Your goal -> Images do not belong in the copy. Retype all the entries below exactly.

Data lines ->
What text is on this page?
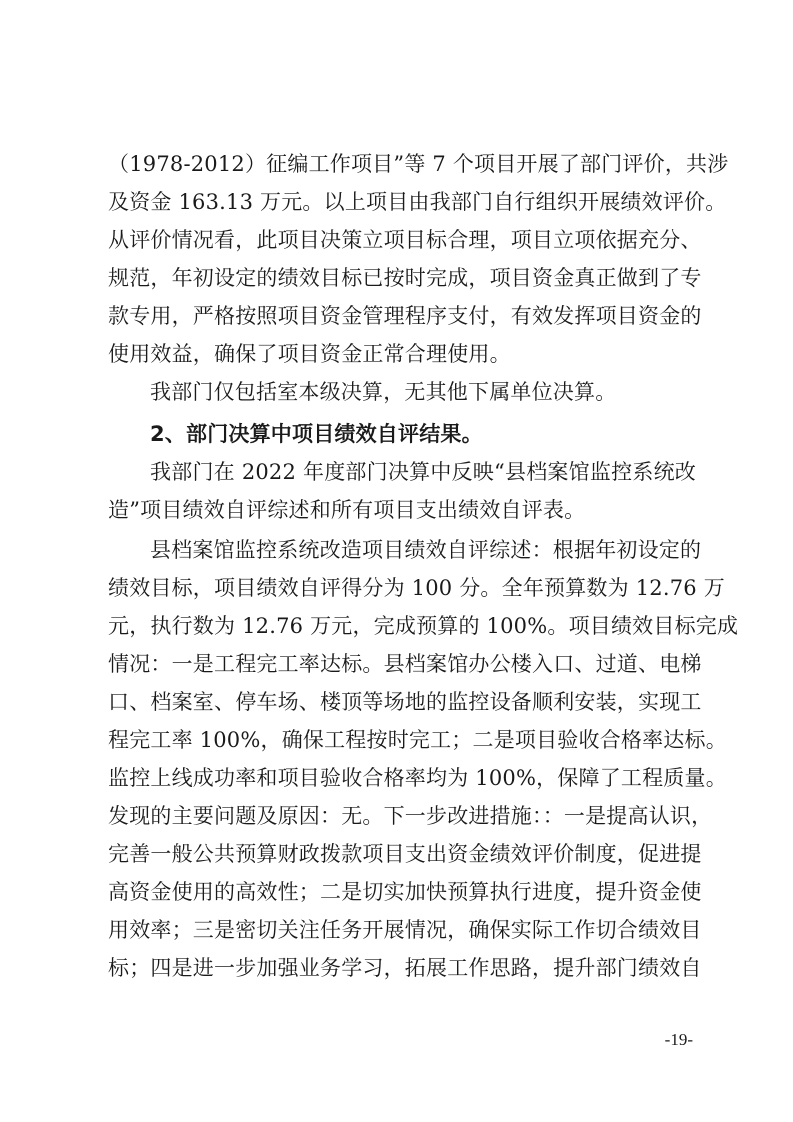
（1978-2012）征编工作项目”等 7 个项目开展了部门评价，共涉
及资金 163.13 万元。以上项目由我部门自行组织开展绩效评价。
从评价情况看，此项目决策立项目标合理，项目立项依据充分、
规范，年初设定的绩效目标已按时完成，项目资金真正做到了专
款专用，严格按照项目资金管理程序支付，有效发挥项目资金的
使用效益，确保了项目资金正常合理使用。
我部门仅包括室本级决算，无其他下属单位决算。
2、部门决算中项目绩效自评结果。
我部门在 2022 年度部门决算中反映“县档案馆监控系统改
造”项目绩效自评综述和所有项目支出绩效自评表。
县档案馆监控系统改造项目绩效自评综述：根据年初设定的
绩效目标，项目绩效自评得分为 100 分。全年预算数为 12.76 万
元，执行数为 12.76 万元，完成预算的 100%。项目绩效目标完成
情况：一是工程完工率达标。县档案馆办公楼入口、过道、电梯
口、档案室、停车场、楼顶等场地的监控设备顺利安装，实现工
程完工率 100%，确保工程按时完工；二是项目验收合格率达标。
监控上线成功率和项目验收合格率均为 100%，保障了工程质量。
发现的主要问题及原因：无。下一步改进措施：：一是提高认识，
完善一般公共预算财政拨款项目支出资金绩效评价制度，促进提
高资金使用的高效性；二是切实加快预算执行进度，提升资金使
用效率；三是密切关注任务开展情况，确保实际工作切合绩效目
标；四是进一步加强业务学习，拓展工作思路，提升部门绩效自
-19-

The result ->
What text is on this page?
（1978-2012）征编工作项目”等 7 个项目开展了部门评价，共涉
及资金 163.13 万元。以上项目由我部门自行组织开展绩效评价。
从评价情况看，此项目决策立项目标合理，项目立项依据充分、
规范，年初设定的绩效目标已按时完成，项目资金真正做到了专
款专用，严格按照项目资金管理程序支付，有效发挥项目资金的
使用效益，确保了项目资金正常合理使用。
我部门仅包括室本级决算，无其他下属单位决算。
2、部门决算中项目绩效自评结果。
我部门在 2022 年度部门决算中反映“县档案馆监控系统改
造”项目绩效自评综述和所有项目支出绩效自评表。
县档案馆监控系统改造项目绩效自评综述：根据年初设定的
绩效目标，项目绩效自评得分为 100 分。全年预算数为 12.76 万
元，执行数为 12.76 万元，完成预算的 100%。项目绩效目标完成
情况：一是工程完工率达标。县档案馆办公楼入口、过道、电梯
口、档案室、停车场、楼顶等场地的监控设备顺利安装，实现工
程完工率 100%，确保工程按时完工；二是项目验收合格率达标。
监控上线成功率和项目验收合格率均为 100%，保障了工程质量。
发现的主要问题及原因：无。下一步改进措施：：一是提高认识，
完善一般公共预算财政拨款项目支出资金绩效评价制度，促进提
高资金使用的高效性；二是切实加快预算执行进度，提升资金使
用效率；三是密切关注任务开展情况，确保实际工作切合绩效目
标；四是进一步加强业务学习，拓展工作思路，提升部门绩效自
-19-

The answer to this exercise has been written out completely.